*Your objective*: Copy each line of the records that contains the word "youtube".

*Entries provided*:
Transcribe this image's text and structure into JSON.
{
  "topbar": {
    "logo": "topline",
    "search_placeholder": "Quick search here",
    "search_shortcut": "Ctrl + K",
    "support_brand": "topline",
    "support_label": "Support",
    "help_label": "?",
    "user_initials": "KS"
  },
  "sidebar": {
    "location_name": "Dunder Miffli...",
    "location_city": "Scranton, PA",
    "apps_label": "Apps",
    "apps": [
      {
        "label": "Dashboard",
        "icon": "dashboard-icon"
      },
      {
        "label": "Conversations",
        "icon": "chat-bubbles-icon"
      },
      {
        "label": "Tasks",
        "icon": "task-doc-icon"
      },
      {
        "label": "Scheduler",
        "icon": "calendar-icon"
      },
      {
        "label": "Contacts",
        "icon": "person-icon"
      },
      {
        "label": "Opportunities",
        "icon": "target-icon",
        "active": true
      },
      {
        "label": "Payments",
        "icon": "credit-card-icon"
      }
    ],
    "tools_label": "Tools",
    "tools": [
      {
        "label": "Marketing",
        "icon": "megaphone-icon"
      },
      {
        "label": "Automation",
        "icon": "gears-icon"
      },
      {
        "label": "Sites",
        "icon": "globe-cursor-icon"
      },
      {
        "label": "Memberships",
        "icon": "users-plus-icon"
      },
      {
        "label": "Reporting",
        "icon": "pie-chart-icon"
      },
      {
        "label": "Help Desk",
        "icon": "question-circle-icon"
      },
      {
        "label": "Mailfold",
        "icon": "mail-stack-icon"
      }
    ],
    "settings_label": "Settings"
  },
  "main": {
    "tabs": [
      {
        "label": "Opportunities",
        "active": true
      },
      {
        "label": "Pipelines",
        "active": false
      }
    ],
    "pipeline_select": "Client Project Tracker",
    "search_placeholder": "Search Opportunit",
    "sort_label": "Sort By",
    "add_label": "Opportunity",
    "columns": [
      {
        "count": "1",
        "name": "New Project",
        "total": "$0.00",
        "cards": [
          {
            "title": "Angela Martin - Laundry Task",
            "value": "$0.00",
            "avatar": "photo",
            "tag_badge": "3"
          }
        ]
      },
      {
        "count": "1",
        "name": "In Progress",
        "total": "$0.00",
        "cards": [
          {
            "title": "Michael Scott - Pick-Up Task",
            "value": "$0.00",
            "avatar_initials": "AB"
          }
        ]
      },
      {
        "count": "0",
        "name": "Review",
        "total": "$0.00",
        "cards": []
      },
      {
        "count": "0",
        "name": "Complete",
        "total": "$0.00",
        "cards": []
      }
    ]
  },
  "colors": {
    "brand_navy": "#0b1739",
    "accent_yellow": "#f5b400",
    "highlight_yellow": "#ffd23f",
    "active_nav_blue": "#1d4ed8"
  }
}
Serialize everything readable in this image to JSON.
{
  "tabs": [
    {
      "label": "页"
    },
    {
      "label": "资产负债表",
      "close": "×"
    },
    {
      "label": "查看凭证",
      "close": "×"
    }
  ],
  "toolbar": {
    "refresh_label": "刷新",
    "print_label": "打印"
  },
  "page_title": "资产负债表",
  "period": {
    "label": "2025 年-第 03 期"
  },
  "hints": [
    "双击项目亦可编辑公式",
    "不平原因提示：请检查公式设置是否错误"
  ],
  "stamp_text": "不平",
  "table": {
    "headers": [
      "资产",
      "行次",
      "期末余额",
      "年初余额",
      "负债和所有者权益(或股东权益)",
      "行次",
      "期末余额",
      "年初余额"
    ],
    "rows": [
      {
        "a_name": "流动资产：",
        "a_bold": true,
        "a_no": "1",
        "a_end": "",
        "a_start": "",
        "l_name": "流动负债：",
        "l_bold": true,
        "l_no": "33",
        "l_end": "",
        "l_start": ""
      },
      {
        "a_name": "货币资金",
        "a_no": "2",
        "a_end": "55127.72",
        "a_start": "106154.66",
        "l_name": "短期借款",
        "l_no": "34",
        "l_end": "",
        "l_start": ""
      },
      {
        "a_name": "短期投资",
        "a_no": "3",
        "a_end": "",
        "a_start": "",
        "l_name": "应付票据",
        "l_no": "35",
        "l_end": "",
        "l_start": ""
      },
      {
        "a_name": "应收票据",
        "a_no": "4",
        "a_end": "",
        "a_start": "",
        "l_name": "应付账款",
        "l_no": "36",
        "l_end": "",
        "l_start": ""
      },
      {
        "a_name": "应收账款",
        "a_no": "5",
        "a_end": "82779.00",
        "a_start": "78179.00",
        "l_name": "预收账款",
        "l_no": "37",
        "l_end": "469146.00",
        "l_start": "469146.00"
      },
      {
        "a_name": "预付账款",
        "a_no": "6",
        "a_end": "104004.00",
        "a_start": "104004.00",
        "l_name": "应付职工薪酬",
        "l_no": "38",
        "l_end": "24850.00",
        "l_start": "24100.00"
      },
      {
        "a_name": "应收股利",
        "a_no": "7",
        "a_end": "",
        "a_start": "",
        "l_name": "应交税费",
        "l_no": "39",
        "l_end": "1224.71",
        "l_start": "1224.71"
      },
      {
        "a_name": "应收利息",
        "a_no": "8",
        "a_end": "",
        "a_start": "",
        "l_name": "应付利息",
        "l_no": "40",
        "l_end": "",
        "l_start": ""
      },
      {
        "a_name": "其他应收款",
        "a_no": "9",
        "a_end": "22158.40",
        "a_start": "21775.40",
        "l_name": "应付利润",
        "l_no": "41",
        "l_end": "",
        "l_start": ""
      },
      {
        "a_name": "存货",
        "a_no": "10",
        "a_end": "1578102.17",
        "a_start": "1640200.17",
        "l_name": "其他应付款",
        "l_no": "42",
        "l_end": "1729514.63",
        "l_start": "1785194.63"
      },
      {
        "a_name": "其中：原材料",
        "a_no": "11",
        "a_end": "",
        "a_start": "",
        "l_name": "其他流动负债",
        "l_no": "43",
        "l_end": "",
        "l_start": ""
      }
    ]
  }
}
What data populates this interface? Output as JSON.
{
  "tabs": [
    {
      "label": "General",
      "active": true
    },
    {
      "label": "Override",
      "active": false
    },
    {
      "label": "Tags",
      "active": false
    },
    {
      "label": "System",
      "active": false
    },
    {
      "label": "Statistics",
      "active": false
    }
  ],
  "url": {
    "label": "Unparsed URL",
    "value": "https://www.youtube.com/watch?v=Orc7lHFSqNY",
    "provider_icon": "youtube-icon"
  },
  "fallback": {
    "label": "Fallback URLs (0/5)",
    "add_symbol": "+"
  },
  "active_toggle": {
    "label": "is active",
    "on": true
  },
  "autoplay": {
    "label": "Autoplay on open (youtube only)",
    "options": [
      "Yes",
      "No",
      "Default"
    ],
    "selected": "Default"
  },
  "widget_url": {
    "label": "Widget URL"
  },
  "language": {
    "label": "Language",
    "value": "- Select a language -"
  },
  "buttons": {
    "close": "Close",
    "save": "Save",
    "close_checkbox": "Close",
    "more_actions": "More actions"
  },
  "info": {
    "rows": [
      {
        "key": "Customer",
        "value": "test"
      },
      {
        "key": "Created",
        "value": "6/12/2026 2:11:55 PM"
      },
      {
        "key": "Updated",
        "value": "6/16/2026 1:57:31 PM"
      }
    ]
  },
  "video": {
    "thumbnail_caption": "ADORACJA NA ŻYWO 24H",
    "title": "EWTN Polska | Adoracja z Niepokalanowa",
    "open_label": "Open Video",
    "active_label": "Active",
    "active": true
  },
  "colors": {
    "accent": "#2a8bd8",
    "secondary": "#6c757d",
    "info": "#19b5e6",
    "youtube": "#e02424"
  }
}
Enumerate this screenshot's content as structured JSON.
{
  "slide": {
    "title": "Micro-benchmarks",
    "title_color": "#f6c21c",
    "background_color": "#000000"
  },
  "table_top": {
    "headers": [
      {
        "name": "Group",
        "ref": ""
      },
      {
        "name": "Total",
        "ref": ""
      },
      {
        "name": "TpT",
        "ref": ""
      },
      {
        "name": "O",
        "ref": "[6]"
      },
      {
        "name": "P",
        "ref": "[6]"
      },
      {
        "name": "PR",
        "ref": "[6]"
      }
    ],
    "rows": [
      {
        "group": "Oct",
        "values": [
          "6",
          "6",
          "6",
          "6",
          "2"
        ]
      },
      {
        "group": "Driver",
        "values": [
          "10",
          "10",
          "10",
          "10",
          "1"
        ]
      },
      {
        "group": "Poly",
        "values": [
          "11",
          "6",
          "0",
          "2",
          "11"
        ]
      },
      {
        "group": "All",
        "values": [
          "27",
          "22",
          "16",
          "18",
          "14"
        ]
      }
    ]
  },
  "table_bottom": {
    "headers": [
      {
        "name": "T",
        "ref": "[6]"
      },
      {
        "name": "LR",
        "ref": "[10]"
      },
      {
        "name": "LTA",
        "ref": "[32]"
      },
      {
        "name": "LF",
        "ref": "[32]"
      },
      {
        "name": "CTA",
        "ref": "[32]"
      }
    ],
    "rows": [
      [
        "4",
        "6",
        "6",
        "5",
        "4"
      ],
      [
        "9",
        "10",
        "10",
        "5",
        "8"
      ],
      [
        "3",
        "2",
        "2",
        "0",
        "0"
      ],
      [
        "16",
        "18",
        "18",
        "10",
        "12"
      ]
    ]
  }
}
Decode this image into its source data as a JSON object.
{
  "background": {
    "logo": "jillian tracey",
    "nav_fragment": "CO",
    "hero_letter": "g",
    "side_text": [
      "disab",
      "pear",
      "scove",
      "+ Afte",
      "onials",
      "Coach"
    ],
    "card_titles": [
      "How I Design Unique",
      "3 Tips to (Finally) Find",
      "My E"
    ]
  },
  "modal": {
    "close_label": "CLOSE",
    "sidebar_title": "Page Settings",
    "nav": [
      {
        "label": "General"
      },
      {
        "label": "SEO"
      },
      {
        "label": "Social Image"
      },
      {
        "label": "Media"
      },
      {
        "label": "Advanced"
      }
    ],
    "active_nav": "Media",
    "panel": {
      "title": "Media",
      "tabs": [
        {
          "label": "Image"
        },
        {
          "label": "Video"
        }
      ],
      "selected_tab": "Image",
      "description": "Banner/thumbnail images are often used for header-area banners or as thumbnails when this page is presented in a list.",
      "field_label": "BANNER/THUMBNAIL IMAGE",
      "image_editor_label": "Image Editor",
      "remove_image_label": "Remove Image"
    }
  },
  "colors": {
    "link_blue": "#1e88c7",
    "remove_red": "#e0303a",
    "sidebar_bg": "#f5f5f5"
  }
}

*Result of the exercise*:
    "value": "https://www.youtube.com/watch?v=Orc7lHFSqNY",
    "provider_icon": "youtube-icon"
    "label": "Autoplay on open (youtube only)",
    "youtube": "#e02424"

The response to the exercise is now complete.